↓

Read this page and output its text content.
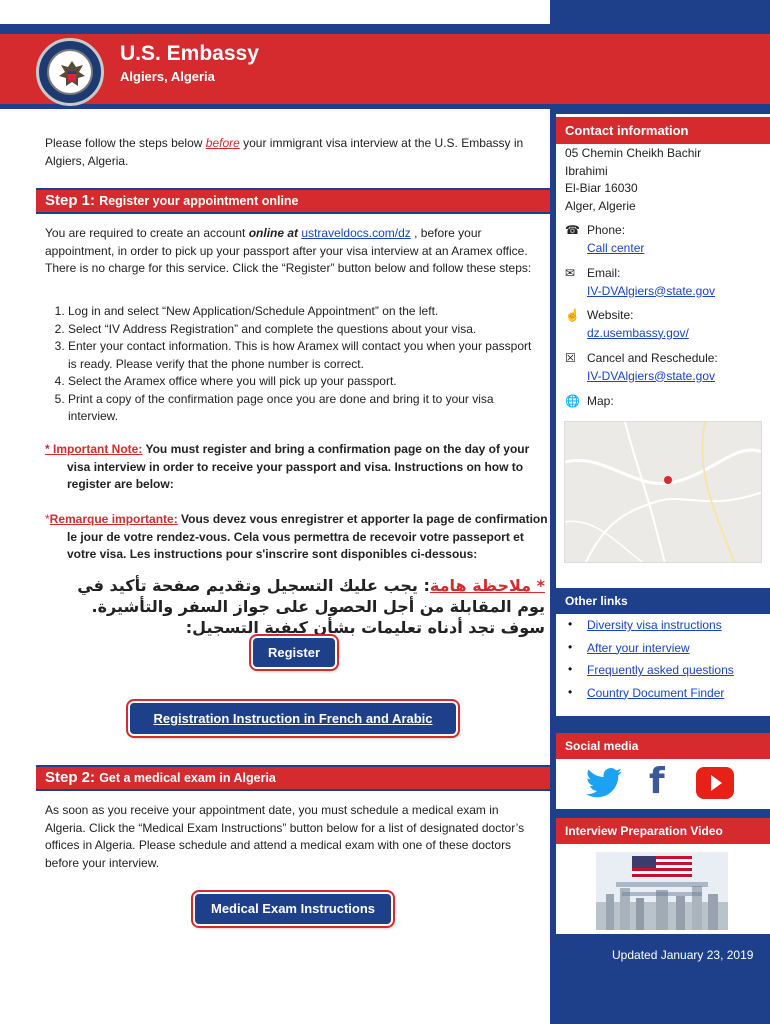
U.S. Embassy
Algiers, Algeria
Please follow the steps below before your immigrant visa interview at the U.S. Embassy in Algiers, Algeria.
Step 1: Register your appointment online
You are required to create an account online at ustraveldocs.com/dz , before your appointment, in order to pick up your passport after your visa interview at an Aramex office. There is no charge for this service. Click the “Register” button below and follow these steps:
1. Log in and select “New Application/Schedule Appointment” on the left.
2. Select “IV Address Registration” and complete the questions about your visa.
3. Enter your contact information. This is how Aramex will contact you when your passport is ready. Please verify that the phone number is correct.
4. Select the Aramex office where you will pick up your passport.
5. Print a copy of the confirmation page once you are done and bring it to your visa interview.
* Important Note: You must register and bring a confirmation page on the day of your visa interview in order to receive your passport and visa. Instructions on how to register are below:
*Remarque importante: Vous devez vous enregistrer et apporter la page de confirmation le jour de votre rendez-vous. Cela vous permettra de recevoir votre passeport et votre visa. Les instructions pour s'inscrire sont disponibles ci-dessous:
* ملاحظة هامة: يجب عليك التسجيل وتقديم صفحة تأكيد في يوم المقابلة من أجل الحصول على جواز السفر والتأشيرة. سوف تجد أدناه تعليمات بشأن كيفية التسجيل:
Register
Registration Instruction in French and Arabic
Step 2: Get a medical exam in Algeria
As soon as you receive your appointment date, you must schedule a medical exam in Algeria. Click the “Medical Exam Instructions” button below for a list of designated doctor’s offices in Algeria. Please schedule and attend a medical exam with one of these doctors before your interview.
Medical Exam Instructions
Contact information
05 Chemin Cheikh Bachir
Ibrahimi
El-Biar 16030
Alger, Algerie
☎ Phone:
Call center
✉ Email:
IV-DVAlgiers@state.gov
☝ Website:
dz.usembassy.gov/
☒ Cancel and Reschedule:
IV-DVAlgiers@state.gov
🌐 Map:
Other links
• Diversity visa instructions
• After your interview
• Frequently asked questions
• Country Document Finder
Social media
f
Interview Preparation Video
Updated January 23, 2019
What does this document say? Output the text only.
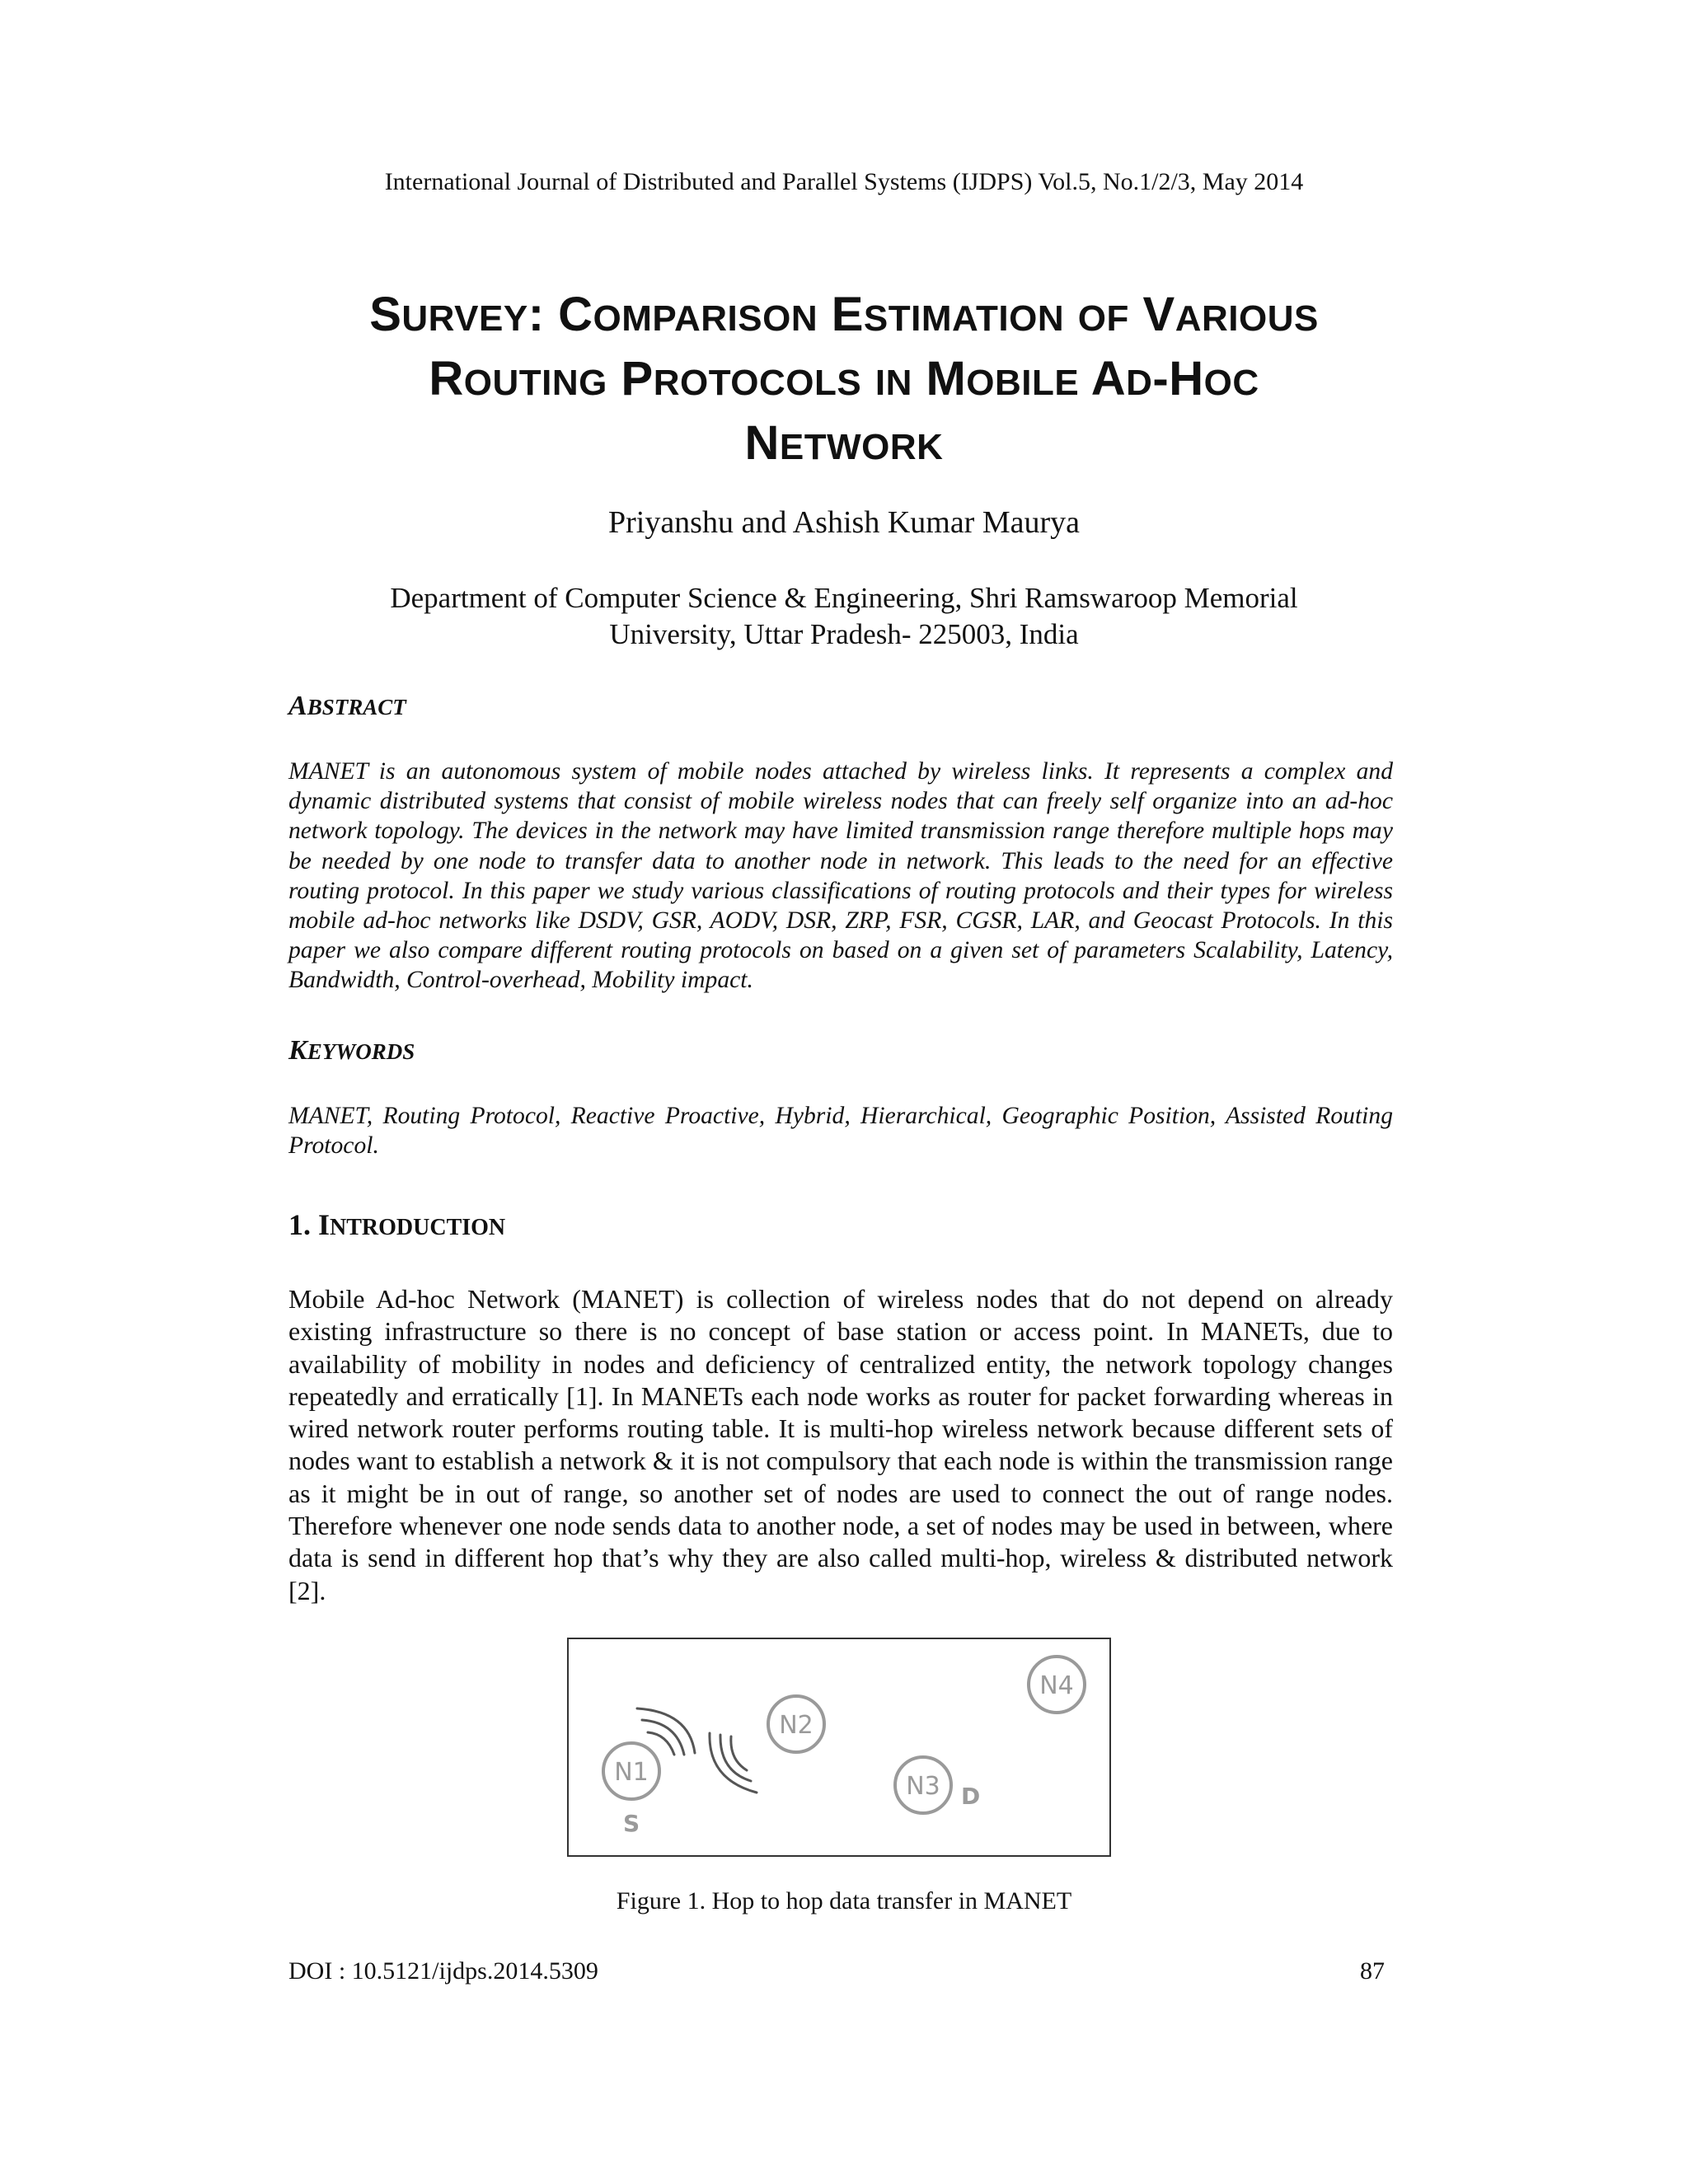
International Journal of Distributed and Parallel Systems (IJDPS) Vol.5, No.1/2/3, May 2014
SURVEY: COMPARISON ESTIMATION OF VARIOUS
ROUTING PROTOCOLS IN MOBILE AD-HOC
NETWORK
Priyanshu and Ashish Kumar Maurya
Department of Computer Science & Engineering, Shri Ramswaroop Memorial
University, Uttar Pradesh- 225003, India
ABSTRACT
MANET is an autonomous system of mobile nodes attached by wireless links. It represents a complex and dynamic distributed systems that consist of mobile wireless nodes that can freely self organize into an ad-hoc network topology. The devices in the network may have limited transmission range therefore multiple hops may be needed by one node to transfer data to another node in network. This leads to the need for an effective routing protocol. In this paper we study various classifications of routing protocols and their types for wireless mobile ad-hoc networks like DSDV, GSR, AODV, DSR, ZRP, FSR, CGSR, LAR, and Geocast Protocols. In this paper we also compare different routing protocols on based on a given set of parameters Scalability, Latency, Bandwidth, Control-overhead, Mobility impact.
KEYWORDS
MANET, Routing Protocol, Reactive Proactive, Hybrid, Hierarchical, Geographic Position, Assisted Routing Protocol.
1. INTRODUCTION
Mobile Ad-hoc Network (MANET) is collection of wireless nodes that do not depend on already existing infrastructure so there is no concept of base station or access point. In MANETs, due to availability of mobility in nodes and deficiency of centralized entity, the network topology changes repeatedly and erratically [1]. In MANETs each node works as router for packet forwarding whereas in wired network router performs routing table. It is multi-hop wireless network because different sets of nodes want to establish a network & it is not compulsory that each node is within the transmission range as it might be in out of range, so another set of nodes are used to connect the out of range nodes. Therefore whenever one node sends data to another node, a set of nodes may be used in between, where data is send in different hop that’s why they are also called multi-hop, wireless & distributed network [2].
N1
N2
N3
N4
S
D
Figure 1. Hop to hop data transfer in MANET
DOI : 10.5121/ijdps.2014.5309	87
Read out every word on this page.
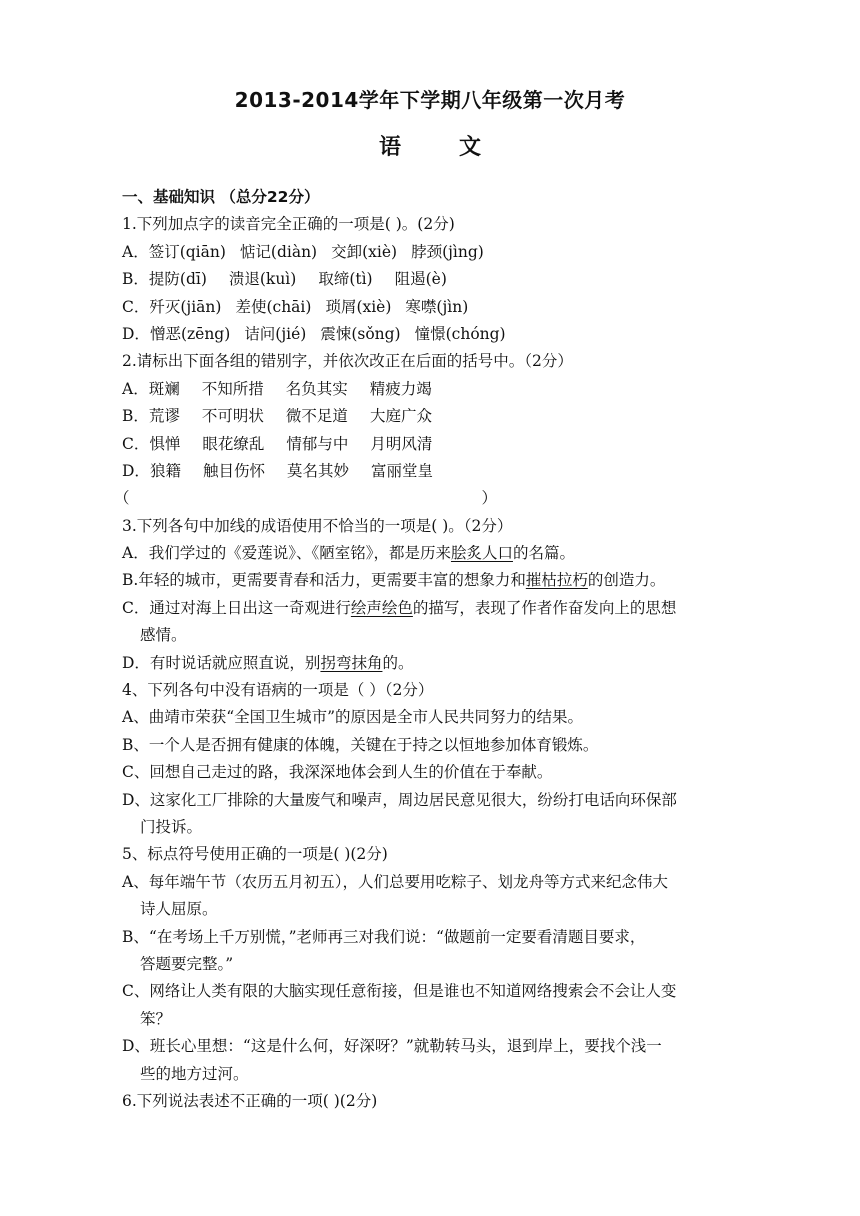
2013-2014学年下学期八年级第一次月考
语文
一、基础知识 （总分22分）
1.下列加点字的读音完全正确的一项是( )。(2分)
A．签订(qiān) 惦记(diàn) 交卸(xiè) 脖颈(jìng)
B．提防(dī) 溃退(kuì) 取缔(tì) 阻遏(è)
C．歼灭(jiān) 差使(chāi) 琐屑(xiè) 寒噤(jìn)
D．憎恶(zēng) 诘问(jié) 震悚(sǒng) 憧憬(chóng)
2.请标出下面各组的错别字，并依次改正在后面的括号中。（2分）
A．斑斓 不知所措 名负其实 精疲力竭
B．荒谬 不可明状 微不足道 大庭广众
C．惧惮 眼花缭乱 情郁与中 月明风清
D．狼籍 触目伤怀 莫名其妙 富丽堂皇
（	）
3.下列各句中加线的成语使用不恰当的一项是( )。（2分）
A．我们学过的《爱莲说》、《陋室铭》，都是历来脍炙人口的名篇。
B.年轻的城市，更需要青春和活力，更需要丰富的想象力和摧枯拉朽的创造力。
C．通过对海上日出这一奇观进行绘声绘色的描写，表现了作者作奋发向上的思想
感情。
D．有时说话就应照直说，别拐弯抹角的。
4、下列各句中没有语病的一项是（ ）（2分）
A、曲靖市荣获“全国卫生城市”的原因是全市人民共同努力的结果。
B、一个人是否拥有健康的体魄，关键在于持之以恒地参加体育锻炼。
C、回想自己走过的路，我深深地体会到人生的价值在于奉献。
D、这家化工厂排除的大量废气和噪声，周边居民意见很大，纷纷打电话向环保部
门投诉。
5、标点符号使用正确的一项是( )(2分)
A、每年端午节（农历五月初五），人们总要用吃粽子、划龙舟等方式来纪念伟大
诗人屈原。
B、“在考场上千万别慌，”老师再三对我们说：“做题前一定要看清题目要求，
答题要完整。”
C、网络让人类有限的大脑实现任意衔接，但是谁也不知道网络搜索会不会让人变
笨？
D、班长心里想：“这是什么何，好深呀？”就勒转马头，退到岸上，要找个浅一
些的地方过河。
6.下列说法表述不正确的一项( )(2分)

↑

◆ EXERCISE DIRECTIONS ◆
State how many lines of the records hold the string "must", and nothing else.

◆ THE RESPONSE ◆
2